| Stored records |
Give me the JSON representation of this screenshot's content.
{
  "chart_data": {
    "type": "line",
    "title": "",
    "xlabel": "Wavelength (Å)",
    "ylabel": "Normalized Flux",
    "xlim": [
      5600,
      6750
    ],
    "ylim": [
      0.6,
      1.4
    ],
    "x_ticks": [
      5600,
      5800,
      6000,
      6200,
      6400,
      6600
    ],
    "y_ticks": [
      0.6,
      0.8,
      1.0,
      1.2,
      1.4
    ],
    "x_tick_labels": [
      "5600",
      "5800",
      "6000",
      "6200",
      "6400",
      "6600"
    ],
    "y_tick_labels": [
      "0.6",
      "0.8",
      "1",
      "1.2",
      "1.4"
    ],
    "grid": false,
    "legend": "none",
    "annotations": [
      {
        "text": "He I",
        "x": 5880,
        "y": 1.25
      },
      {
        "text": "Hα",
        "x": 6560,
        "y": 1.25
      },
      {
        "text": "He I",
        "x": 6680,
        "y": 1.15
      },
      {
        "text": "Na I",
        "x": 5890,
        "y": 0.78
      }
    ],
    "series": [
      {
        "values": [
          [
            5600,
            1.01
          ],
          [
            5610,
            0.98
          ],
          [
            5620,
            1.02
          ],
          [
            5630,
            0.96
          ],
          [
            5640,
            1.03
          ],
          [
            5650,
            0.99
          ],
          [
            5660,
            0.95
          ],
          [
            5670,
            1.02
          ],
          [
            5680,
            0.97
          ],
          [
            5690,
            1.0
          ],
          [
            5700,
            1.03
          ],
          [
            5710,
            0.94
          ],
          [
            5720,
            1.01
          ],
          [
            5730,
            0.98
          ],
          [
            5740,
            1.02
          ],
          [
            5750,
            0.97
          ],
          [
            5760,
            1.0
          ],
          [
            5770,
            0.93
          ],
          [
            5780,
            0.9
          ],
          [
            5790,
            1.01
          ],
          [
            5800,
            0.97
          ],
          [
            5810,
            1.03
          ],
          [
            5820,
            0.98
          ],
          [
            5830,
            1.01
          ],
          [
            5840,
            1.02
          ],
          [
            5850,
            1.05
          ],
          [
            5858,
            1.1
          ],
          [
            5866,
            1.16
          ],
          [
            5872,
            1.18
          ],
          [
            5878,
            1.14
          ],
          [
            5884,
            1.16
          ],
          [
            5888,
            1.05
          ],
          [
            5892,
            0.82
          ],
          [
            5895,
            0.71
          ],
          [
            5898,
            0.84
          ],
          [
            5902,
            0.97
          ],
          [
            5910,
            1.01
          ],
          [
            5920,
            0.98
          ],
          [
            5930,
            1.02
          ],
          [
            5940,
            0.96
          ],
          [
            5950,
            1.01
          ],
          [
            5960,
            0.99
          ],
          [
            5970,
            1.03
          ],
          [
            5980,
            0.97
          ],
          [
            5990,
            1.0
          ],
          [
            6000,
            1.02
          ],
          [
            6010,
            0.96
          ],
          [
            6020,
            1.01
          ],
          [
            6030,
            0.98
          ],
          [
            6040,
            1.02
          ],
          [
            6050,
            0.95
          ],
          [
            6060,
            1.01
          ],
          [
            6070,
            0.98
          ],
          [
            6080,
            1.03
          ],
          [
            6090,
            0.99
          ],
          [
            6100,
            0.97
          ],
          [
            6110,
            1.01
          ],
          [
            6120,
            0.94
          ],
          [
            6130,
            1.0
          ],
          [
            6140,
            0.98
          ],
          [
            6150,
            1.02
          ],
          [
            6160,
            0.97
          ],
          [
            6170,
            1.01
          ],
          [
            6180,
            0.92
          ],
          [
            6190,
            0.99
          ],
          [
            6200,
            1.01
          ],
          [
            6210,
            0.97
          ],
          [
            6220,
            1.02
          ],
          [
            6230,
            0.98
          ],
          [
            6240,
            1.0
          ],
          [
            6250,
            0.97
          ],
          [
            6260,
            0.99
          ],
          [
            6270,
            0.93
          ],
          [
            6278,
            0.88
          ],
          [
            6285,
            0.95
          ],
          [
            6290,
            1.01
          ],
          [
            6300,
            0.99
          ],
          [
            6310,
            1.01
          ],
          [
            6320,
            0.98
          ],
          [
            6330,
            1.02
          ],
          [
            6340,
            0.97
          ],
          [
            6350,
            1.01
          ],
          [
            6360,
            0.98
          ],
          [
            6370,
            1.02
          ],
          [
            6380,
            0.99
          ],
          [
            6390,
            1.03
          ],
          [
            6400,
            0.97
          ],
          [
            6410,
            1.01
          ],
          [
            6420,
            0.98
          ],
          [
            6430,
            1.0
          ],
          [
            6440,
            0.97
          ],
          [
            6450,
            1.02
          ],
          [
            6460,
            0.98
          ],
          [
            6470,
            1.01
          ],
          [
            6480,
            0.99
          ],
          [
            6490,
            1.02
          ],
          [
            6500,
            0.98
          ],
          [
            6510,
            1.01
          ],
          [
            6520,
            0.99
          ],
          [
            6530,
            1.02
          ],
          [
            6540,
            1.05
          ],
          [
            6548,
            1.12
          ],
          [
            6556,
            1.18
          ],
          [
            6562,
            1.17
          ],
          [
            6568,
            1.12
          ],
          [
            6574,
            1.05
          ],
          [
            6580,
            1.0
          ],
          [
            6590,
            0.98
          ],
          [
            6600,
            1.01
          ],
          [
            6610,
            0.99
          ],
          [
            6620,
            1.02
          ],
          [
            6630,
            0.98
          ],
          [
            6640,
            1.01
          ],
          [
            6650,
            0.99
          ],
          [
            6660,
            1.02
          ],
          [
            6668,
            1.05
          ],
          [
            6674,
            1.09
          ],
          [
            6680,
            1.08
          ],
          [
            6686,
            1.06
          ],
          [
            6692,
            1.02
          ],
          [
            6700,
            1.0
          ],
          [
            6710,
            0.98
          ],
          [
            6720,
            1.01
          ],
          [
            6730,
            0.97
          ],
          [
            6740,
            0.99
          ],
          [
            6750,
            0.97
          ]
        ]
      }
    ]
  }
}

| Do this |
Quote every entry exactly.

| Answer below |
Give me the JSON representation of this screenshot's content.
{
  "chart_data": {
    "type": "line",
    "title": "",
    "xlabel": "Wavelength (Å)",
    "ylabel": "Normalized Flux",
    "xlim": [
      5600,
      6750
    ],
    "ylim": [
      0.6,
      1.4
    ],
    "x_ticks": [
      5600,
      5800,
      6000,
      6200,
      6400,
      6600
    ],
    "y_ticks": [
      0.6,
      0.8,
      1.0,
      1.2,
      1.4
    ],
    "x_tick_labels": [
      "5600",
      "5800",
      "6000",
      "6200",
      "6400",
      "6600"
    ],
    "y_tick_labels": [
      "0.6",
      "0.8",
      "1",
      "1.2",
      "1.4"
    ],
    "grid": false,
    "legend": "none",
    "annotations": [
      {
        "text": "He I",
        "x": 5880,
        "y": 1.25
      },
      {
        "text": "Hα",
        "x": 6560,
        "y": 1.25
      },
      {
        "text": "He I",
        "x": 6680,
        "y": 1.15
      },
      {
        "text": "Na I",
        "x": 5890,
        "y": 0.78
      }
    ],
    "series": [
      {
        "values": [
          [
            5600,
            1.01
          ],
          [
            5610,
            0.98
          ],
          [
            5620,
            1.02
          ],
          [
            5630,
            0.96
          ],
          [
            5640,
            1.03
          ],
          [
            5650,
            0.99
          ],
          [
            5660,
            0.95
          ],
          [
            5670,
            1.02
          ],
          [
            5680,
            0.97
          ],
          [
            5690,
            1.0
          ],
          [
            5700,
            1.03
          ],
          [
            5710,
            0.94
          ],
          [
            5720,
            1.01
          ],
          [
            5730,
            0.98
          ],
          [
            5740,
            1.02
          ],
          [
            5750,
            0.97
          ],
          [
            5760,
            1.0
          ],
          [
            5770,
            0.93
          ],
          [
            5780,
            0.9
          ],
          [
            5790,
            1.01
          ],
          [
            5800,
            0.97
          ],
          [
            5810,
            1.03
          ],
          [
            5820,
            0.98
          ],
          [
            5830,
            1.01
          ],
          [
            5840,
            1.02
          ],
          [
            5850,
            1.05
          ],
          [
            5858,
            1.1
          ],
          [
            5866,
            1.16
          ],
          [
            5872,
            1.18
          ],
          [
            5878,
            1.14
          ],
          [
            5884,
            1.16
          ],
          [
            5888,
            1.05
          ],
          [
            5892,
            0.82
          ],
          [
            5895,
            0.71
          ],
          [
            5898,
            0.84
          ],
          [
            5902,
            0.97
          ],
          [
            5910,
            1.01
          ],
          [
            5920,
            0.98
          ],
          [
            5930,
            1.02
          ],
          [
            5940,
            0.96
          ],
          [
            5950,
            1.01
          ],
          [
            5960,
            0.99
          ],
          [
            5970,
            1.03
          ],
          [
            5980,
            0.97
          ],
          [
            5990,
            1.0
          ],
          [
            6000,
            1.02
          ],
          [
            6010,
            0.96
          ],
          [
            6020,
            1.01
          ],
          [
            6030,
            0.98
          ],
          [
            6040,
            1.02
          ],
          [
            6050,
            0.95
          ],
          [
            6060,
            1.01
          ],
          [
            6070,
            0.98
          ],
          [
            6080,
            1.03
          ],
          [
            6090,
            0.99
          ],
          [
            6100,
            0.97
          ],
          [
            6110,
            1.01
          ],
          [
            6120,
            0.94
          ],
          [
            6130,
            1.0
          ],
          [
            6140,
            0.98
          ],
          [
            6150,
            1.02
          ],
          [
            6160,
            0.97
          ],
          [
            6170,
            1.01
          ],
          [
            6180,
            0.92
          ],
          [
            6190,
            0.99
          ],
          [
            6200,
            1.01
          ],
          [
            6210,
            0.97
          ],
          [
            6220,
            1.02
          ],
          [
            6230,
            0.98
          ],
          [
            6240,
            1.0
          ],
          [
            6250,
            0.97
          ],
          [
            6260,
            0.99
          ],
          [
            6270,
            0.93
          ],
          [
            6278,
            0.88
          ],
          [
            6285,
            0.95
          ],
          [
            6290,
            1.01
          ],
          [
            6300,
            0.99
          ],
          [
            6310,
            1.01
          ],
          [
            6320,
            0.98
          ],
          [
            6330,
            1.02
          ],
          [
            6340,
            0.97
          ],
          [
            6350,
            1.01
          ],
          [
            6360,
            0.98
          ],
          [
            6370,
            1.02
          ],
          [
            6380,
            0.99
          ],
          [
            6390,
            1.03
          ],
          [
            6400,
            0.97
          ],
          [
            6410,
            1.01
          ],
          [
            6420,
            0.98
          ],
          [
            6430,
            1.0
          ],
          [
            6440,
            0.97
          ],
          [
            6450,
            1.02
          ],
          [
            6460,
            0.98
          ],
          [
            6470,
            1.01
          ],
          [
            6480,
            0.99
          ],
          [
            6490,
            1.02
          ],
          [
            6500,
            0.98
          ],
          [
            6510,
            1.01
          ],
          [
            6520,
            0.99
          ],
          [
            6530,
            1.02
          ],
          [
            6540,
            1.05
          ],
          [
            6548,
            1.12
          ],
          [
            6556,
            1.18
          ],
          [
            6562,
            1.17
          ],
          [
            6568,
            1.12
          ],
          [
            6574,
            1.05
          ],
          [
            6580,
            1.0
          ],
          [
            6590,
            0.98
          ],
          [
            6600,
            1.01
          ],
          [
            6610,
            0.99
          ],
          [
            6620,
            1.02
          ],
          [
            6630,
            0.98
          ],
          [
            6640,
            1.01
          ],
          [
            6650,
            0.99
          ],
          [
            6660,
            1.02
          ],
          [
            6668,
            1.05
          ],
          [
            6674,
            1.09
          ],
          [
            6680,
            1.08
          ],
          [
            6686,
            1.06
          ],
          [
            6692,
            1.02
          ],
          [
            6700,
            1.0
          ],
          [
            6710,
            0.98
          ],
          [
            6720,
            1.01
          ],
          [
            6730,
            0.97
          ],
          [
            6740,
            0.99
          ],
          [
            6750,
            0.97
          ]
        ]
      }
    ]
  }
}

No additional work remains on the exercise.